(Dataset entries on figures)
^^^^^^^^^^^^^^^^

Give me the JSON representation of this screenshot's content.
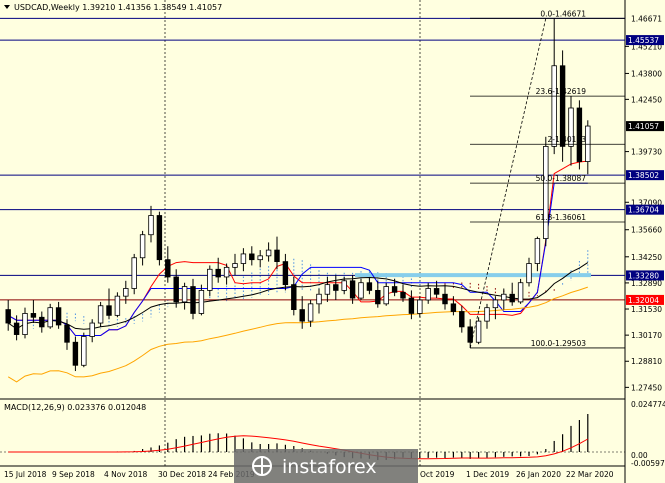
{
  "header": {
    "dropdown_icon": "triangle-down-icon",
    "text": "USDCAD,Weekly  1.39210 1.41356 1.38549 1.41057"
  },
  "macd_label": "MACD(12,26,9) 0.023376 0.012048",
  "watermark": {
    "text": "instaforex",
    "icon": "instaforex-logo-icon"
  },
  "colors": {
    "bull": "#ffffff",
    "bear": "#000000",
    "tenkan": "#ff0000",
    "kijun": "#0000ff",
    "ma_black": "#000000",
    "ma_orange": "#ffa500",
    "level_line": "#000080",
    "badge": "#000080",
    "badge_red": "#ff0000",
    "cloud_blue": "#4a90e2",
    "cloud_red": "#8b0000",
    "macd_signal": "#ff0000",
    "macd_bar": "#000000"
  },
  "chart_data": {
    "type": "candlestick",
    "symbol": "USDCAD",
    "timeframe": "Weekly",
    "ylim": [
      1.27,
      1.47
    ],
    "ohlc_last": {
      "open": 1.3921,
      "high": 1.41356,
      "low": 1.38549,
      "close": 1.41057
    },
    "price_ticks": [
      "1.45210",
      "1.43800",
      "1.42450",
      "1.39730",
      "1.37090",
      "1.35660",
      "1.34250",
      "1.32890",
      "1.31530",
      "1.30170",
      "1.28810",
      "1.27450"
    ],
    "price_badges": [
      {
        "value": 1.45537,
        "label": "1.45537",
        "color": "badge"
      },
      {
        "value": 1.41057,
        "label": "1.41057",
        "color": "bear"
      },
      {
        "value": 1.38502,
        "label": "1.38502",
        "color": "badge"
      },
      {
        "value": 1.36704,
        "label": "1.36704",
        "color": "badge"
      },
      {
        "value": 1.3328,
        "label": "1.33280",
        "color": "badge"
      },
      {
        "value": 1.32004,
        "label": "1.32004",
        "color": "badge_red"
      }
    ],
    "top_price_label": "1.46671",
    "fib_labels": [
      {
        "value": 1.46671,
        "text": "0.0-1.46671"
      },
      {
        "value": 1.42619,
        "text": "23.6-1.42619"
      },
      {
        "value": 1.40113,
        "text": "2-1.40113"
      },
      {
        "value": 1.38087,
        "text": "50.0-1.38087"
      },
      {
        "value": 1.36061,
        "text": "61.8-1.36061"
      },
      {
        "value": 1.29503,
        "text": "100.0-1.29503"
      }
    ],
    "horizontal_levels": [
      1.46671,
      1.45537,
      1.38502,
      1.36704,
      1.3328,
      1.32004
    ],
    "x_labels": [
      "15 Jul 2018",
      "9 Sep 2018",
      "4 Nov 2018",
      "30 Dec 2018",
      "24 Feb 2019",
      "Oct 2019",
      "1 Dec 2019",
      "26 Jan 2020",
      "22 Mar 2020"
    ],
    "candles": [
      [
        1.315,
        1.32,
        1.304,
        1.308
      ],
      [
        1.308,
        1.312,
        1.299,
        1.302
      ],
      [
        1.302,
        1.316,
        1.3,
        1.313
      ],
      [
        1.313,
        1.32,
        1.308,
        1.311
      ],
      [
        1.311,
        1.314,
        1.303,
        1.306
      ],
      [
        1.306,
        1.318,
        1.305,
        1.316
      ],
      [
        1.316,
        1.319,
        1.305,
        1.307
      ],
      [
        1.307,
        1.31,
        1.294,
        1.298
      ],
      [
        1.298,
        1.301,
        1.283,
        1.286
      ],
      [
        1.286,
        1.303,
        1.285,
        1.301
      ],
      [
        1.301,
        1.31,
        1.298,
        1.308
      ],
      [
        1.308,
        1.319,
        1.306,
        1.317
      ],
      [
        1.317,
        1.326,
        1.31,
        1.312
      ],
      [
        1.312,
        1.324,
        1.311,
        1.322
      ],
      [
        1.322,
        1.33,
        1.318,
        1.326
      ],
      [
        1.326,
        1.344,
        1.323,
        1.342
      ],
      [
        1.342,
        1.356,
        1.338,
        1.354
      ],
      [
        1.354,
        1.369,
        1.35,
        1.364
      ],
      [
        1.364,
        1.366,
        1.338,
        1.341
      ],
      [
        1.341,
        1.348,
        1.329,
        1.332
      ],
      [
        1.332,
        1.336,
        1.316,
        1.319
      ],
      [
        1.319,
        1.329,
        1.315,
        1.327
      ],
      [
        1.327,
        1.331,
        1.31,
        1.313
      ],
      [
        1.313,
        1.328,
        1.312,
        1.325
      ],
      [
        1.325,
        1.338,
        1.322,
        1.336
      ],
      [
        1.336,
        1.342,
        1.329,
        1.332
      ],
      [
        1.332,
        1.339,
        1.328,
        1.337
      ],
      [
        1.337,
        1.344,
        1.333,
        1.339
      ],
      [
        1.339,
        1.347,
        1.335,
        1.344
      ],
      [
        1.344,
        1.348,
        1.338,
        1.341
      ],
      [
        1.341,
        1.346,
        1.337,
        1.343
      ],
      [
        1.343,
        1.35,
        1.34,
        1.346
      ],
      [
        1.346,
        1.353,
        1.336,
        1.34
      ],
      [
        1.34,
        1.344,
        1.325,
        1.328
      ],
      [
        1.328,
        1.332,
        1.312,
        1.315
      ],
      [
        1.315,
        1.322,
        1.305,
        1.309
      ],
      [
        1.309,
        1.32,
        1.306,
        1.318
      ],
      [
        1.318,
        1.326,
        1.313,
        1.323
      ],
      [
        1.323,
        1.332,
        1.319,
        1.328
      ],
      [
        1.328,
        1.333,
        1.32,
        1.325
      ],
      [
        1.325,
        1.332,
        1.323,
        1.33
      ],
      [
        1.33,
        1.333,
        1.318,
        1.321
      ],
      [
        1.321,
        1.331,
        1.32,
        1.329
      ],
      [
        1.329,
        1.332,
        1.323,
        1.325
      ],
      [
        1.325,
        1.33,
        1.316,
        1.318
      ],
      [
        1.318,
        1.329,
        1.317,
        1.327
      ],
      [
        1.327,
        1.331,
        1.322,
        1.324
      ],
      [
        1.324,
        1.328,
        1.319,
        1.321
      ],
      [
        1.321,
        1.325,
        1.31,
        1.313
      ],
      [
        1.313,
        1.322,
        1.311,
        1.32
      ],
      [
        1.32,
        1.329,
        1.318,
        1.326
      ],
      [
        1.326,
        1.33,
        1.321,
        1.323
      ],
      [
        1.323,
        1.328,
        1.315,
        1.318
      ],
      [
        1.318,
        1.322,
        1.312,
        1.314
      ],
      [
        1.314,
        1.317,
        1.303,
        1.306
      ],
      [
        1.306,
        1.31,
        1.295,
        1.298
      ],
      [
        1.298,
        1.311,
        1.297,
        1.309
      ],
      [
        1.309,
        1.318,
        1.305,
        1.316
      ],
      [
        1.316,
        1.322,
        1.31,
        1.32
      ],
      [
        1.32,
        1.326,
        1.315,
        1.323
      ],
      [
        1.323,
        1.329,
        1.317,
        1.319
      ],
      [
        1.319,
        1.331,
        1.318,
        1.329
      ],
      [
        1.329,
        1.342,
        1.327,
        1.339
      ],
      [
        1.339,
        1.353,
        1.335,
        1.352
      ],
      [
        1.352,
        1.405,
        1.348,
        1.4
      ],
      [
        1.4,
        1.4667,
        1.396,
        1.442
      ],
      [
        1.442,
        1.45,
        1.392,
        1.4
      ],
      [
        1.4,
        1.426,
        1.39,
        1.42
      ],
      [
        1.42,
        1.424,
        1.388,
        1.3921
      ],
      [
        1.3921,
        1.4136,
        1.3855,
        1.4106
      ]
    ]
  }
}
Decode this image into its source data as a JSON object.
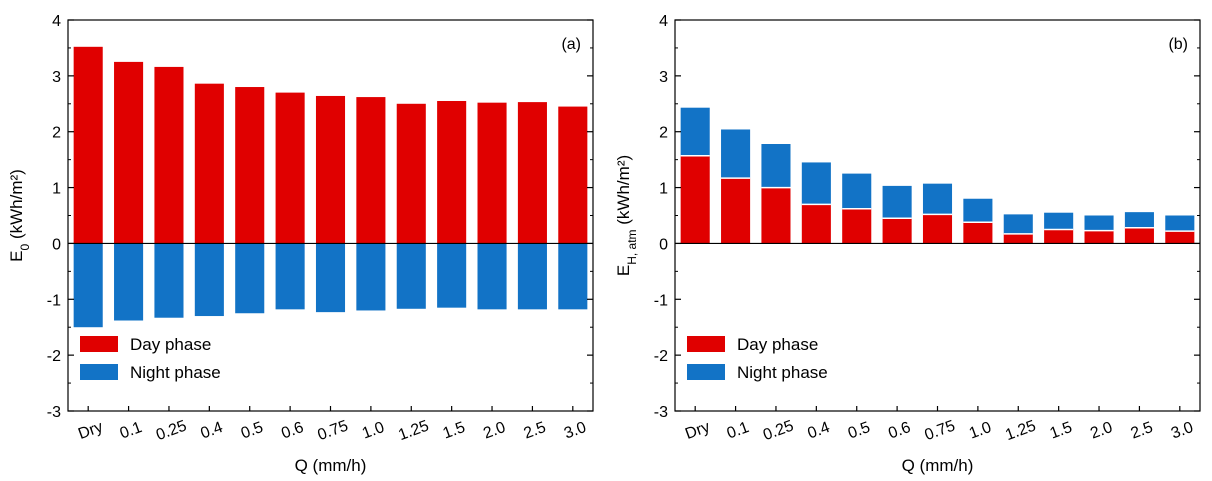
{
  "colors": {
    "day": "#e00000",
    "night": "#1273c6",
    "axis": "#000000"
  },
  "chart_data": [
    {
      "type": "bar",
      "panel_label": "(a)",
      "xlabel": "Q (mm/h)",
      "ylabel_main": "E",
      "ylabel_sub": "0",
      "ylabel_unit": " (kWh/m²)",
      "ylim": [
        -3,
        4
      ],
      "yticks": [
        "-3",
        "-2",
        "-1",
        "0",
        "1",
        "2",
        "3",
        "4"
      ],
      "categories": [
        "Dry",
        "0.1",
        "0.25",
        "0.4",
        "0.5",
        "0.6",
        "0.75",
        "1.0",
        "1.25",
        "1.5",
        "2.0",
        "2.5",
        "3.0"
      ],
      "stacked": false,
      "series": [
        {
          "name": "Day phase",
          "values": [
            3.52,
            3.25,
            3.16,
            2.86,
            2.8,
            2.7,
            2.64,
            2.62,
            2.5,
            2.55,
            2.52,
            2.53,
            2.45
          ]
        },
        {
          "name": "Night phase",
          "values": [
            -1.5,
            -1.38,
            -1.33,
            -1.3,
            -1.25,
            -1.18,
            -1.23,
            -1.2,
            -1.17,
            -1.15,
            -1.18,
            -1.18,
            -1.18
          ]
        }
      ],
      "legend": {
        "position": "bottom-left",
        "entries": [
          "Day phase",
          "Night phase"
        ]
      },
      "grid": false
    },
    {
      "type": "bar",
      "panel_label": "(b)",
      "xlabel": "Q (mm/h)",
      "ylabel_main": "E",
      "ylabel_sub": "H, atm",
      "ylabel_unit": " (kWh/m²)",
      "ylim": [
        -3,
        4
      ],
      "yticks": [
        "-3",
        "-2",
        "-1",
        "0",
        "1",
        "2",
        "3",
        "4"
      ],
      "categories": [
        "Dry",
        "0.1",
        "0.25",
        "0.4",
        "0.5",
        "0.6",
        "0.75",
        "1.0",
        "1.25",
        "1.5",
        "2.0",
        "2.5",
        "3.0"
      ],
      "stacked": true,
      "series": [
        {
          "name": "Day phase",
          "values": [
            1.57,
            1.17,
            1.0,
            0.7,
            0.62,
            0.45,
            0.52,
            0.38,
            0.17,
            0.25,
            0.23,
            0.28,
            0.22
          ]
        },
        {
          "name": "Night phase",
          "values": [
            0.86,
            0.87,
            0.78,
            0.75,
            0.63,
            0.58,
            0.55,
            0.42,
            0.35,
            0.3,
            0.27,
            0.28,
            0.28
          ]
        }
      ],
      "legend": {
        "position": "bottom-left",
        "entries": [
          "Day phase",
          "Night phase"
        ]
      },
      "grid": false
    }
  ]
}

^^^^^^^^^^^^^^^^

— Given problem —
Check each line above for the word "instaforex", and copy the lines where it appears.

— Right answer —
    "text": "instaforex",
    "icon": "instaforex-logo-icon"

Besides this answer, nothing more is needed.